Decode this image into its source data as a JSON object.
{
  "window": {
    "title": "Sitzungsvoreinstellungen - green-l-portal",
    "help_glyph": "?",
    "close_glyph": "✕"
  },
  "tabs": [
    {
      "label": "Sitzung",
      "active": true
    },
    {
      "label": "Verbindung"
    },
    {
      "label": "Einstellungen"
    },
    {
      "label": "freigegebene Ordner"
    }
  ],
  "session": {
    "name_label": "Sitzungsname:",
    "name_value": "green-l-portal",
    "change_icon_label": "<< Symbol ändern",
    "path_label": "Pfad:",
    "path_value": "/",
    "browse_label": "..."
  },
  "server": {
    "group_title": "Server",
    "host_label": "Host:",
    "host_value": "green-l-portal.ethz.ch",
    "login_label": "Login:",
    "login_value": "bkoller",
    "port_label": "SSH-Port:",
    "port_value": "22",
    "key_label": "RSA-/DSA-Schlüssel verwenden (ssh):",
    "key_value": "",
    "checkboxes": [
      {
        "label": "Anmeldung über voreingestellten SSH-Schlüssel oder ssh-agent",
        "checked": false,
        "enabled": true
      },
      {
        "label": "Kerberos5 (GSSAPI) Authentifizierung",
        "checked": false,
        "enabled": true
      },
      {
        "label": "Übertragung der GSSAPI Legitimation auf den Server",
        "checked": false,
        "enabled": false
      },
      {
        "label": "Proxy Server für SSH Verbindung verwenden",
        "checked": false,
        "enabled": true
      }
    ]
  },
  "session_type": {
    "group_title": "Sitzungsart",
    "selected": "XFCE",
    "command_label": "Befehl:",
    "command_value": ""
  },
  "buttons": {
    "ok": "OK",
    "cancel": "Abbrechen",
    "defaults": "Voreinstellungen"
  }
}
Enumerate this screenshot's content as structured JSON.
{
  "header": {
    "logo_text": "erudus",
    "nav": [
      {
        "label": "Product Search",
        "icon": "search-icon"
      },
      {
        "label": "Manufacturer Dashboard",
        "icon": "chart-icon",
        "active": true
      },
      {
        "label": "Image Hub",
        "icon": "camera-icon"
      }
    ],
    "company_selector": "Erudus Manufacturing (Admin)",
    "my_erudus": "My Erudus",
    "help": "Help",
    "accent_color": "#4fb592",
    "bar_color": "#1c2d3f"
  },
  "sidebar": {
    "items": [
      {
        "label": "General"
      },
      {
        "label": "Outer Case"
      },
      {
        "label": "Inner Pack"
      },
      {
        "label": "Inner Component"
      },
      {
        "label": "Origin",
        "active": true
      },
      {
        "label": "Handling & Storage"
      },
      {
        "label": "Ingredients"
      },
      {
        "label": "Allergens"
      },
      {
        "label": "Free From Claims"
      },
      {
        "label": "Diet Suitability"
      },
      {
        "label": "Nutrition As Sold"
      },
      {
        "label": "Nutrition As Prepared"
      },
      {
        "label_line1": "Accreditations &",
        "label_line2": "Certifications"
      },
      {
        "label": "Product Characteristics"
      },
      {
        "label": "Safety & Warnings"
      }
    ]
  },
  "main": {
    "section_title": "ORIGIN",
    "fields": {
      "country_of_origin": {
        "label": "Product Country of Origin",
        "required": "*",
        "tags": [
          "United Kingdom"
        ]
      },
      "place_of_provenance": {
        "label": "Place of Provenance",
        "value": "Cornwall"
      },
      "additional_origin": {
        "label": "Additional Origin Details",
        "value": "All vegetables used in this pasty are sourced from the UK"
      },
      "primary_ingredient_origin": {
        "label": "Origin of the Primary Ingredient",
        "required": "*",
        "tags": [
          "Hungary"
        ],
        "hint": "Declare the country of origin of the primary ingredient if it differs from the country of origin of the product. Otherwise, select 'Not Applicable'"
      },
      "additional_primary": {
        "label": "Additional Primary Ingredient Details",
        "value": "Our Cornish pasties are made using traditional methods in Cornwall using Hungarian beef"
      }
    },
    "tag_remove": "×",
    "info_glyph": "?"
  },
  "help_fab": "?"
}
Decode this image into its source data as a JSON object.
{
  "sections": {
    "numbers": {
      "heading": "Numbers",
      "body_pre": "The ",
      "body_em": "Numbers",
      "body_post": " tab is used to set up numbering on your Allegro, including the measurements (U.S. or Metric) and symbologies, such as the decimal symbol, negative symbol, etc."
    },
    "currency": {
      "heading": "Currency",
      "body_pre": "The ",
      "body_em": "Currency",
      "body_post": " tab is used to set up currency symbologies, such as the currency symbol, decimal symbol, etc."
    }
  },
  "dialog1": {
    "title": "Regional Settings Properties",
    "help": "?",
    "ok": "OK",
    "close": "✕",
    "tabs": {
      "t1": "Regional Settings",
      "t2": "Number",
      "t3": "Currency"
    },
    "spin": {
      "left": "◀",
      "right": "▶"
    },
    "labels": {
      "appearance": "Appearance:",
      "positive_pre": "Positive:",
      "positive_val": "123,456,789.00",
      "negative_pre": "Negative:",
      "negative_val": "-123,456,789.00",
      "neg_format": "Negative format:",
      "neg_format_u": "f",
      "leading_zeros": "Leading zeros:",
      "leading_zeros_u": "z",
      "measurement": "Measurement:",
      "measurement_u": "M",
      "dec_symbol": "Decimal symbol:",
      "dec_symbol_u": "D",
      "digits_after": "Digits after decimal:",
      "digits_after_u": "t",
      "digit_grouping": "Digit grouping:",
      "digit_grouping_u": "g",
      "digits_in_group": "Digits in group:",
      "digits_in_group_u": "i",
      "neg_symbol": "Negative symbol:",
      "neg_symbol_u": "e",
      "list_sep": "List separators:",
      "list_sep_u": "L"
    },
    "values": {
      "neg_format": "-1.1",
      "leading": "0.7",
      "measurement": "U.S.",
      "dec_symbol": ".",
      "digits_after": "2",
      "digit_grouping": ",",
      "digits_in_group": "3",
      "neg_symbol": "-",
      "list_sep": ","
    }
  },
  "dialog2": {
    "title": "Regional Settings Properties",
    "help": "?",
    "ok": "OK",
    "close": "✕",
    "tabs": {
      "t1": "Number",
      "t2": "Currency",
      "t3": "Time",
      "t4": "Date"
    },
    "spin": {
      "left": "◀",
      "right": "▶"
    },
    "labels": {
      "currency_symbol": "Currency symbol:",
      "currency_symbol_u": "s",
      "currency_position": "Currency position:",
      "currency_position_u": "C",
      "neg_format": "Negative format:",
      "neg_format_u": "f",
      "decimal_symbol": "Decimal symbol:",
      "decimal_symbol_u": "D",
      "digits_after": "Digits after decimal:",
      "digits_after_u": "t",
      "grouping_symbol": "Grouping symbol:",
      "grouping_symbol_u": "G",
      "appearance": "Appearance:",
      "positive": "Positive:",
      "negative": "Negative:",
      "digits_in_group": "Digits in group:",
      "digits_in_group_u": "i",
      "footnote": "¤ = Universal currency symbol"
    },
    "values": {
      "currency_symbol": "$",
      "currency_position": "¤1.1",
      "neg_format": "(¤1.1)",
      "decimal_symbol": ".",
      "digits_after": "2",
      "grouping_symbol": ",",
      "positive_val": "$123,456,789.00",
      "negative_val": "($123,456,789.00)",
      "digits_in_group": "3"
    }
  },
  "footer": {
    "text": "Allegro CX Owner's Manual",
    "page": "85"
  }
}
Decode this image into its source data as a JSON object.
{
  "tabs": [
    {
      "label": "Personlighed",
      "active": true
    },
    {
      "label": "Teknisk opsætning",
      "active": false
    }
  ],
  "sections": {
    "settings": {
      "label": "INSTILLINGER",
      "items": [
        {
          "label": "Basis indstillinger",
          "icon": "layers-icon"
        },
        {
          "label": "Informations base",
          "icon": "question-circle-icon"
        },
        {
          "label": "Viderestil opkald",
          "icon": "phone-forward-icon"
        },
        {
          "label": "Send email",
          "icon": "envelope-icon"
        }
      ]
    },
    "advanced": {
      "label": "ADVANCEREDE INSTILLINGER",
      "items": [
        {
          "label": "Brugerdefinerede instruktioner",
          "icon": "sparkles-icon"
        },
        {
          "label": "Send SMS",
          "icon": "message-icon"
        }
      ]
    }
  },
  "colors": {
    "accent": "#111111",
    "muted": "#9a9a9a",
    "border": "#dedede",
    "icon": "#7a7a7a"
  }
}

______

Exercise requirements:
In the material above, tally every line with the string "green" in it, then give that number alone.

Full response:
3